Entries from a dataset:
(begin)

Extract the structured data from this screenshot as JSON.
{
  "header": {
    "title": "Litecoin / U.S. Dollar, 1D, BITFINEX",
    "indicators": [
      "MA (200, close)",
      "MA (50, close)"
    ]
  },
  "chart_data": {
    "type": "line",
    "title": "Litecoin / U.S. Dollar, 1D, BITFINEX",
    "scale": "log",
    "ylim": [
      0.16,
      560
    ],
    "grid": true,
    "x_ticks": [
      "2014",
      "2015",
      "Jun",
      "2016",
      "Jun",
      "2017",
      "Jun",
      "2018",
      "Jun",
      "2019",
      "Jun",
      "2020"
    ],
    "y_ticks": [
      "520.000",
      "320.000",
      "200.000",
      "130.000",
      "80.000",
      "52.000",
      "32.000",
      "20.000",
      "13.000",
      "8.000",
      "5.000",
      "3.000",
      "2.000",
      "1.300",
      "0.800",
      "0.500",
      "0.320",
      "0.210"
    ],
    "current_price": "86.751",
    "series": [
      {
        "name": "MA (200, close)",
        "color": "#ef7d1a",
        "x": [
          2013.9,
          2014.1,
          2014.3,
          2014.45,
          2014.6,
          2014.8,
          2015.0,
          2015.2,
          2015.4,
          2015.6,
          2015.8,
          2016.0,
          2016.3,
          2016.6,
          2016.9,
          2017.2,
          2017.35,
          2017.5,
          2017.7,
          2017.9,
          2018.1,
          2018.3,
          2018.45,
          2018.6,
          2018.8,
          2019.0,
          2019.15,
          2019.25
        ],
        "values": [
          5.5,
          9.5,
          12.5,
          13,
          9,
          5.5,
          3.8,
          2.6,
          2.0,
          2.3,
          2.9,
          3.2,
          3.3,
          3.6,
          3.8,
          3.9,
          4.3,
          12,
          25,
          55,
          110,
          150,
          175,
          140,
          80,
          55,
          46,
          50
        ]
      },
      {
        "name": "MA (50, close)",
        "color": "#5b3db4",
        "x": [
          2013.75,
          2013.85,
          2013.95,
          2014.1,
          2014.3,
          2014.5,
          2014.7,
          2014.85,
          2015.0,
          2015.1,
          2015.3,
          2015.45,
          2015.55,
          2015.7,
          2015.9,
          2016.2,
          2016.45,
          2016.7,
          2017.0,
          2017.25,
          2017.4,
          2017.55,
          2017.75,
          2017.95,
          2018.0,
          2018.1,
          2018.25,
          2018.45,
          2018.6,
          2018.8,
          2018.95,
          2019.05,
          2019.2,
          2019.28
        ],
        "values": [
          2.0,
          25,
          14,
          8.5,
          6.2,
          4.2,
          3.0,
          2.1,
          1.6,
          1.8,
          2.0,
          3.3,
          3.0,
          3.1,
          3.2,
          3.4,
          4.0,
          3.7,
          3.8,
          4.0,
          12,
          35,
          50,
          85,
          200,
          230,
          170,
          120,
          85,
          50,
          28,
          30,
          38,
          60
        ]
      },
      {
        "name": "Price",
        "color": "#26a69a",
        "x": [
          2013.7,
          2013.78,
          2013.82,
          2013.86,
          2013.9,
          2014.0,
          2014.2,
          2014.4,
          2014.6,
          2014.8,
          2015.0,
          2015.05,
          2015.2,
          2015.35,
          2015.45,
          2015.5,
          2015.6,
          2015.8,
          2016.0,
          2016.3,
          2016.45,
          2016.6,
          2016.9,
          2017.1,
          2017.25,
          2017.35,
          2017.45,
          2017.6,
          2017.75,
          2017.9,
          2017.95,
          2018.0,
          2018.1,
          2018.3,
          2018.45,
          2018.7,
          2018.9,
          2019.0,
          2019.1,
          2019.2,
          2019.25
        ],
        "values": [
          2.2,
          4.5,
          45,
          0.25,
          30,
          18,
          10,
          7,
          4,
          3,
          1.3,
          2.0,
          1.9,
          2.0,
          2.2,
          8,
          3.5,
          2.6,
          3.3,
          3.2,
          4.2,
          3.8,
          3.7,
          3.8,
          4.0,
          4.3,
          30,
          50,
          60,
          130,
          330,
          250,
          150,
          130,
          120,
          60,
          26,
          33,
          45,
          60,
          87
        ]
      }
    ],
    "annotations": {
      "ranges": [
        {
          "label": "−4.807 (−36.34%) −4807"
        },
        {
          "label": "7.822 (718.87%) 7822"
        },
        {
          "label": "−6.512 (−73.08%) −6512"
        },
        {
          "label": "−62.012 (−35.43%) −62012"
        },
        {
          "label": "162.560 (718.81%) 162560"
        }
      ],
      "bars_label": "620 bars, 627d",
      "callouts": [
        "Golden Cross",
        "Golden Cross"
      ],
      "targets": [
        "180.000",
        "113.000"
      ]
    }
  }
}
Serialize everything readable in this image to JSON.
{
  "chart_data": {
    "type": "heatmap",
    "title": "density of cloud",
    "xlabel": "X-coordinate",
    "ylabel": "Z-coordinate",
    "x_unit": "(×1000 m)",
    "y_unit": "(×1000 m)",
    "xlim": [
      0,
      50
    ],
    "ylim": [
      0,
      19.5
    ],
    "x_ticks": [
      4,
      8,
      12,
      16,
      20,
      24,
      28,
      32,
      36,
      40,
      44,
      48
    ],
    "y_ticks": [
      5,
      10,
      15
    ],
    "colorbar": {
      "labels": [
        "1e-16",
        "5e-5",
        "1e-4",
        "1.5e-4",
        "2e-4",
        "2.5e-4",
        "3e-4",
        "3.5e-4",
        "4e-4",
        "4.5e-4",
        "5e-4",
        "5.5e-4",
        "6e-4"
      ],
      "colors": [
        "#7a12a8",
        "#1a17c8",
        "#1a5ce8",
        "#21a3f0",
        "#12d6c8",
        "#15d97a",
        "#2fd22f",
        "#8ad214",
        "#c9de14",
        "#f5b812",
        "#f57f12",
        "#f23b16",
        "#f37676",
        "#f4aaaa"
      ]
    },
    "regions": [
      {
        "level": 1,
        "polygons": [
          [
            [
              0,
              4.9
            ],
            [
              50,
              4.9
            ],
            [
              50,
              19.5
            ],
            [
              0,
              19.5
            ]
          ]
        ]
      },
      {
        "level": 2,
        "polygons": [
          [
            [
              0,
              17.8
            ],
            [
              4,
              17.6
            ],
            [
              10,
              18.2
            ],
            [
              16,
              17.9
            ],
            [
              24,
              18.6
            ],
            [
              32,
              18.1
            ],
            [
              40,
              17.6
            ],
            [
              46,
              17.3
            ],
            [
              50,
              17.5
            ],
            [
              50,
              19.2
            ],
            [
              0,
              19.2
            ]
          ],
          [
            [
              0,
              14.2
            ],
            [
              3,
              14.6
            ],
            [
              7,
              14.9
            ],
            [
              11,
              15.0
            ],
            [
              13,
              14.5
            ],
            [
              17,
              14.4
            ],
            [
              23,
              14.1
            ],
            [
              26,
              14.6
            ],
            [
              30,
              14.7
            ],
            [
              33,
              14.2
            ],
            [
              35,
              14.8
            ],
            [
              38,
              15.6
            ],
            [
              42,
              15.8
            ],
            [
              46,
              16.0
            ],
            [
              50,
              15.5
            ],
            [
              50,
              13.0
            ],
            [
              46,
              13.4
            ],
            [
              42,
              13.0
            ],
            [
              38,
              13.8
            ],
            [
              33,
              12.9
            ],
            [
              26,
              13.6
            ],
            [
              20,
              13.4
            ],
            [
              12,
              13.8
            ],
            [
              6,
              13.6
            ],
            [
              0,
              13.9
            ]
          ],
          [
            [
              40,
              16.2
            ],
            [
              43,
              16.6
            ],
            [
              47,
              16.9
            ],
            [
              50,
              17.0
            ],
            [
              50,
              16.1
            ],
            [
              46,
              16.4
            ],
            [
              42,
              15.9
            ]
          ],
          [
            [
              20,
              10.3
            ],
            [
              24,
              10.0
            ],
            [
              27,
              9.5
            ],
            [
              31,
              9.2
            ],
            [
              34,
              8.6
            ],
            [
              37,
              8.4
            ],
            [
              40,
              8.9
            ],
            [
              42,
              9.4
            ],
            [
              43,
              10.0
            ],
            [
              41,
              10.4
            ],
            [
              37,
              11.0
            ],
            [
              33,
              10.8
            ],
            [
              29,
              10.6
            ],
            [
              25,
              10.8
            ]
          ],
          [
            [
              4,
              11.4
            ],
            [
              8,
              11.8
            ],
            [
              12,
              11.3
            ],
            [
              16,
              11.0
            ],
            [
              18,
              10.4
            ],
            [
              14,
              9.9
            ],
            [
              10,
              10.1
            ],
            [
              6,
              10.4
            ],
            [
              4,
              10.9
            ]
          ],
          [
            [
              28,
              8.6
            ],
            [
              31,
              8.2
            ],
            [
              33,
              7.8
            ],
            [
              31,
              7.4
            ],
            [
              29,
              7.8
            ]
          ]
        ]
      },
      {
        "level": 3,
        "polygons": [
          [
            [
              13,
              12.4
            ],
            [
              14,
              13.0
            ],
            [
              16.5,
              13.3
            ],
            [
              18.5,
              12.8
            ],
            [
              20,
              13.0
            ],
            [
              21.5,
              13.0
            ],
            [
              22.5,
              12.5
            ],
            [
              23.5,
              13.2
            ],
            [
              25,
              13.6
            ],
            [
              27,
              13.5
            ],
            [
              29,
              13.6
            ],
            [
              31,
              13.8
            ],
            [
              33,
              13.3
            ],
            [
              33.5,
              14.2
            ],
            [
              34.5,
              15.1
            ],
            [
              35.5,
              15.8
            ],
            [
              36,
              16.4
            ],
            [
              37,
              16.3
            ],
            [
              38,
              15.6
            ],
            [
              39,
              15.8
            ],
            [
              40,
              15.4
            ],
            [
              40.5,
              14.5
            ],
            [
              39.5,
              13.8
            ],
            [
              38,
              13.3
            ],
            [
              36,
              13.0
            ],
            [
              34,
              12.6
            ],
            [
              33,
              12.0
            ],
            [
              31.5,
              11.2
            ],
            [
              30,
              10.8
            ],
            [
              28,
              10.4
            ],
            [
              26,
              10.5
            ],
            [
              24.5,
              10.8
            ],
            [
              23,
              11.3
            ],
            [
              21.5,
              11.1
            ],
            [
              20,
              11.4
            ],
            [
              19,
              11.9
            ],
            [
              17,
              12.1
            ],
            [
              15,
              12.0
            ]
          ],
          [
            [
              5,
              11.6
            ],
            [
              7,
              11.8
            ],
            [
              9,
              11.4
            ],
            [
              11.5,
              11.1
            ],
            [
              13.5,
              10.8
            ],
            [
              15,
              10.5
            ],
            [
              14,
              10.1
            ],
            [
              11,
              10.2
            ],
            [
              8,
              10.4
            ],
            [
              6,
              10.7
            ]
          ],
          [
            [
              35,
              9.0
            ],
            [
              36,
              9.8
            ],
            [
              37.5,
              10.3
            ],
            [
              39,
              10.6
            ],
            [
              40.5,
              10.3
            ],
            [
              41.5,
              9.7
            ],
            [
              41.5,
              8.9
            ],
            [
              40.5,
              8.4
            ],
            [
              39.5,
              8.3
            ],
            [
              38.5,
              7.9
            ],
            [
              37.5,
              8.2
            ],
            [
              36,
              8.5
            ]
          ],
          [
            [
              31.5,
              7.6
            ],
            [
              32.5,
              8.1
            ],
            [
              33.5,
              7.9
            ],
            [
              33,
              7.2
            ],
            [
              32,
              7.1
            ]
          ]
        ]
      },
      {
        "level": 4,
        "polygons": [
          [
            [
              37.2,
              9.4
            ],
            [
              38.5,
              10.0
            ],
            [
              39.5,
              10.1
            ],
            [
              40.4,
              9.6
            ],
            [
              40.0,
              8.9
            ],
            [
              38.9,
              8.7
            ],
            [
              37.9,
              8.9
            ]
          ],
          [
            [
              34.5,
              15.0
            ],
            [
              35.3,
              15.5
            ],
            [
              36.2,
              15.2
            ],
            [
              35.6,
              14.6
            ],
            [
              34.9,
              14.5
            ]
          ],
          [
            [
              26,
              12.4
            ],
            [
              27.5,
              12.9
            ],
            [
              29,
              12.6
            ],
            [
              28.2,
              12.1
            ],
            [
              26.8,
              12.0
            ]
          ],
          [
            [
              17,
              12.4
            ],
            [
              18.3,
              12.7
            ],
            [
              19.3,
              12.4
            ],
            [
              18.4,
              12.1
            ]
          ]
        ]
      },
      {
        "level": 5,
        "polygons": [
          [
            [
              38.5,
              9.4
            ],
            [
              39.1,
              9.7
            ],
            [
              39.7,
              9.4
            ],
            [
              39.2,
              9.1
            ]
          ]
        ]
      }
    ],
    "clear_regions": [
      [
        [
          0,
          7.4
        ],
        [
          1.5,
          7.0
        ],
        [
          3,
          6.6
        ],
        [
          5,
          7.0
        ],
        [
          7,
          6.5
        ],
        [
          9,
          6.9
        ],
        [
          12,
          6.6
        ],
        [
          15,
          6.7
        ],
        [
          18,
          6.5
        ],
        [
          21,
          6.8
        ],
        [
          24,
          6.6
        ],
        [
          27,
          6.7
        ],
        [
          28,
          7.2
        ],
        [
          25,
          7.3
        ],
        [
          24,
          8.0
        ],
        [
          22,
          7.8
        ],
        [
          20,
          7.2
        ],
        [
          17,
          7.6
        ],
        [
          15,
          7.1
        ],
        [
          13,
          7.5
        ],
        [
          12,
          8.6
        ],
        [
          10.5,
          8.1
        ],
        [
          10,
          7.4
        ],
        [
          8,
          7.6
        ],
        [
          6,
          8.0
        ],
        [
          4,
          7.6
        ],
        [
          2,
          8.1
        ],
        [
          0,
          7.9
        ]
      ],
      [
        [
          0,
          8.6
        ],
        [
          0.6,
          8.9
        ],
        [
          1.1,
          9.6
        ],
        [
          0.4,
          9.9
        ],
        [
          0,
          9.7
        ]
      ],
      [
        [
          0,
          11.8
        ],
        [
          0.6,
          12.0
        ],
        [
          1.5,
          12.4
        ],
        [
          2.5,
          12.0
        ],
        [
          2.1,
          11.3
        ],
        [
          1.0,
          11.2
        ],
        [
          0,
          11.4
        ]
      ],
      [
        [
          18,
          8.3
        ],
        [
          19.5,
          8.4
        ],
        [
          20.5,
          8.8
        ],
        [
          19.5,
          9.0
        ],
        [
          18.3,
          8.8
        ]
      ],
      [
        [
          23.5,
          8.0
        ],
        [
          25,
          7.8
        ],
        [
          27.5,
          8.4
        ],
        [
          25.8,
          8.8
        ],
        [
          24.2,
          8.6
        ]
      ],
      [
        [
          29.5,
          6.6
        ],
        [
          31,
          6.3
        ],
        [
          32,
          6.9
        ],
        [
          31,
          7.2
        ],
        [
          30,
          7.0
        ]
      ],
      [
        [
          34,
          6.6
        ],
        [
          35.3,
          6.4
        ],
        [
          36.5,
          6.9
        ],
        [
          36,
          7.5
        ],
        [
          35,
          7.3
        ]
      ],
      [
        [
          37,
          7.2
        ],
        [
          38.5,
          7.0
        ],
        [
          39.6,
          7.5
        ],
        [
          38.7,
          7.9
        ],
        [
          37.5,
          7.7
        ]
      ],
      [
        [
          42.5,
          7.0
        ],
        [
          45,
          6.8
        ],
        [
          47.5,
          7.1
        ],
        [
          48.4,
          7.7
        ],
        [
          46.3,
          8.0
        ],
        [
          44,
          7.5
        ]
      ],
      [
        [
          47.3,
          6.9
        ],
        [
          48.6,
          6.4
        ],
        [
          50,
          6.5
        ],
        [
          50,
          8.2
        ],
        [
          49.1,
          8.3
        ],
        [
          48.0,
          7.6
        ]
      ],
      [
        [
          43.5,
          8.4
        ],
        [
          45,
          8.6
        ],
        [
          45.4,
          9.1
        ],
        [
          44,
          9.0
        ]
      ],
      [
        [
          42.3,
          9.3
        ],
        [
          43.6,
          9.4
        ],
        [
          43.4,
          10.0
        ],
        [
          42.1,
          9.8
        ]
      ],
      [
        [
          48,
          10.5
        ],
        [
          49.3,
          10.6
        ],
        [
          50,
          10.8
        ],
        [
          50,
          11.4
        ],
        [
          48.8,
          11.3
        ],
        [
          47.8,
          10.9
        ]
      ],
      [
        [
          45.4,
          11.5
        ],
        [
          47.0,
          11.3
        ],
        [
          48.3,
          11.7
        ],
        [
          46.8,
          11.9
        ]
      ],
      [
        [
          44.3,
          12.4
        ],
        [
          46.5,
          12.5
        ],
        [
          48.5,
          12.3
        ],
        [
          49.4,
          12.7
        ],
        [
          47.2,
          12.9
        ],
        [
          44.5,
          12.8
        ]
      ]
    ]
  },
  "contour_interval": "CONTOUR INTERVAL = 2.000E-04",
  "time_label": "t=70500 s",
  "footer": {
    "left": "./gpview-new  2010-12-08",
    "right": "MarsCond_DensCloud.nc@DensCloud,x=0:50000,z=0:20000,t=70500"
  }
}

(end)

● Given task: Scan the material above for the word "coordinate". Copy each line where it occurs.

● Task solution:
    "xlabel": "X-coordinate",
    "ylabel": "Z-coordinate",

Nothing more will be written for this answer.